Material for this task:
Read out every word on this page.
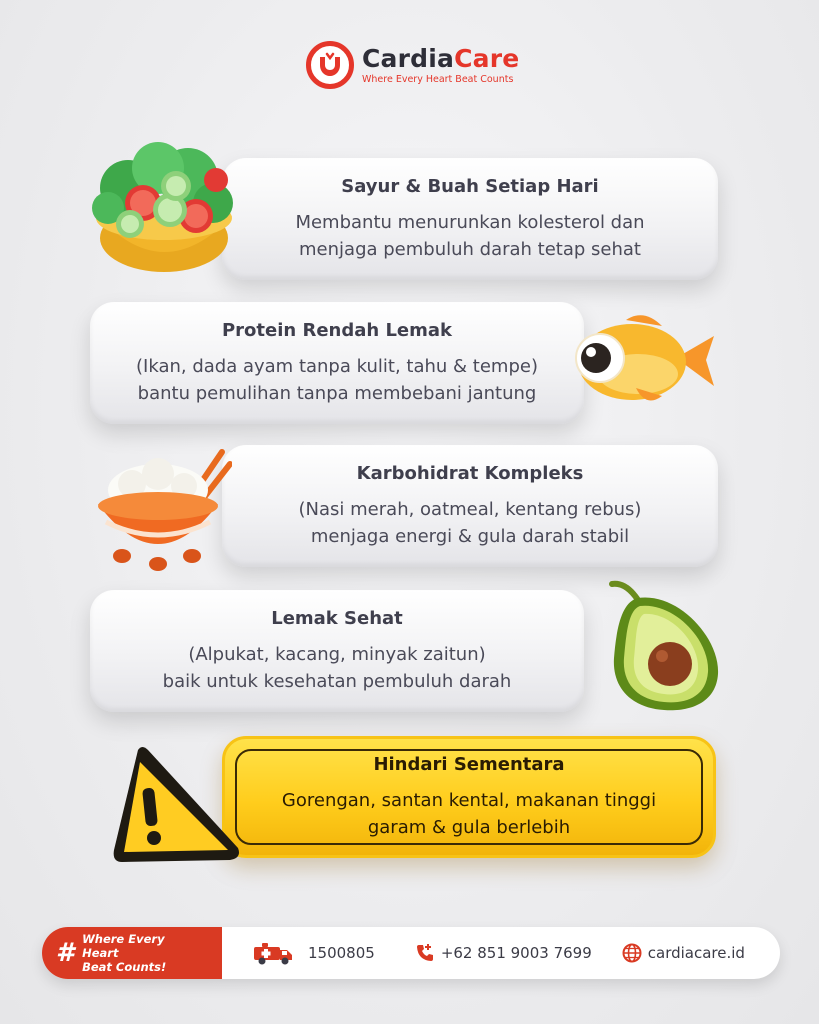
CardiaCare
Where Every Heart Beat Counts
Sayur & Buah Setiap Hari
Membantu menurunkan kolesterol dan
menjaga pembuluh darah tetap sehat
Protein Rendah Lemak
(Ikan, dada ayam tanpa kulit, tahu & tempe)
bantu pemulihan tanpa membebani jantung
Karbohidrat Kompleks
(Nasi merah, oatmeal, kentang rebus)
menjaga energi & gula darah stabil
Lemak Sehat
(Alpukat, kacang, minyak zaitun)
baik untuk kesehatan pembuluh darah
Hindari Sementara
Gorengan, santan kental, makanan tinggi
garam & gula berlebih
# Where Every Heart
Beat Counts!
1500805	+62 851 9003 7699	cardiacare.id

Problem: Output the material word for word, omitting its pictures.

Solution:
Read out every word on this page.
CardiaCare
Where Every Heart Beat Counts
Sayur & Buah Setiap Hari
Membantu menurunkan kolesterol dan
menjaga pembuluh darah tetap sehat
Protein Rendah Lemak
(Ikan, dada ayam tanpa kulit, tahu & tempe)
bantu pemulihan tanpa membebani jantung
Karbohidrat Kompleks
(Nasi merah, oatmeal, kentang rebus)
menjaga energi & gula darah stabil
Lemak Sehat
(Alpukat, kacang, minyak zaitun)
baik untuk kesehatan pembuluh darah
Hindari Sementara
Gorengan, santan kental, makanan tinggi
garam & gula berlebih
# Where Every Heart
Beat Counts!
1500805	+62 851 9003 7699	cardiacare.id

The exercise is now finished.